-- START THE INPUT --

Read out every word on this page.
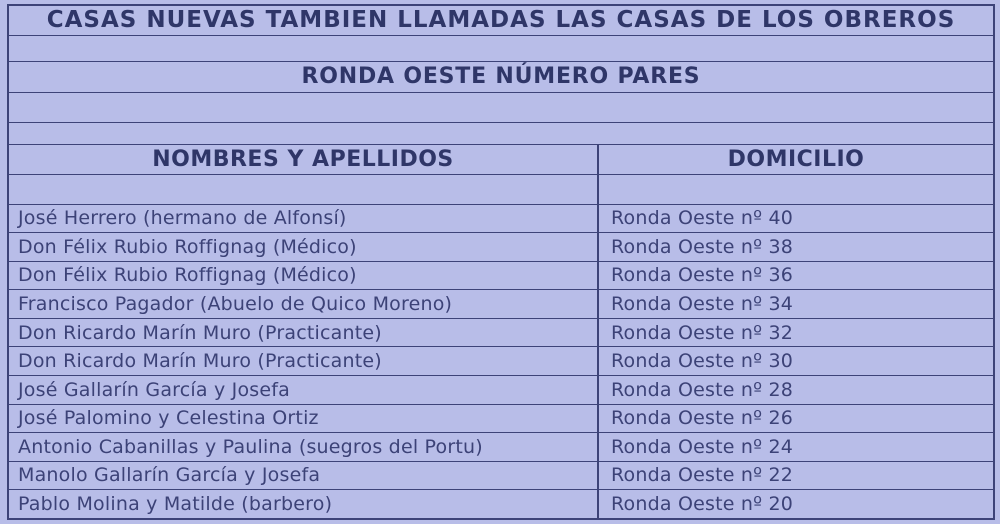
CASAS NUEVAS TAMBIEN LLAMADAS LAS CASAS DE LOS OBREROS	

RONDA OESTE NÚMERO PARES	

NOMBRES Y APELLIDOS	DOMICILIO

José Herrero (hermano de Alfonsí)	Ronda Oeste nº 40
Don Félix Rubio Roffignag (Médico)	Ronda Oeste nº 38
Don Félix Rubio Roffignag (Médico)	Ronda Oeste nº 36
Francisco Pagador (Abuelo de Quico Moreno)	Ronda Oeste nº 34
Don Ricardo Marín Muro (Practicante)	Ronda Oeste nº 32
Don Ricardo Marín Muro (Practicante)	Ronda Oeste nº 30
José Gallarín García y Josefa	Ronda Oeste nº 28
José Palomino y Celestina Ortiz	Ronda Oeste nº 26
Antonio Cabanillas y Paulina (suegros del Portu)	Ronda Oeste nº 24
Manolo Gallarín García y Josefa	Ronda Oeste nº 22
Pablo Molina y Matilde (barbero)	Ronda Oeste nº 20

-- END THE INPUT --

#### [WRITTEN EXERCISE]
An exact transcription of all the entries is required, without the pictures.

#### [CORRECT OUTPUT]
Read out every word on this page.
CASAS NUEVAS TAMBIEN LLAMADAS LAS CASAS DE LOS OBREROS	

RONDA OESTE NÚMERO PARES	

NOMBRES Y APELLIDOS	DOMICILIO

José Herrero (hermano de Alfonsí)	Ronda Oeste nº 40
Don Félix Rubio Roffignag (Médico)	Ronda Oeste nº 38
Don Félix Rubio Roffignag (Médico)	Ronda Oeste nº 36
Francisco Pagador (Abuelo de Quico Moreno)	Ronda Oeste nº 34
Don Ricardo Marín Muro (Practicante)	Ronda Oeste nº 32
Don Ricardo Marín Muro (Practicante)	Ronda Oeste nº 30
José Gallarín García y Josefa	Ronda Oeste nº 28
José Palomino y Celestina Ortiz	Ronda Oeste nº 26
Antonio Cabanillas y Paulina (suegros del Portu)	Ronda Oeste nº 24
Manolo Gallarín García y Josefa	Ronda Oeste nº 22
Pablo Molina y Matilde (barbero)	Ronda Oeste nº 20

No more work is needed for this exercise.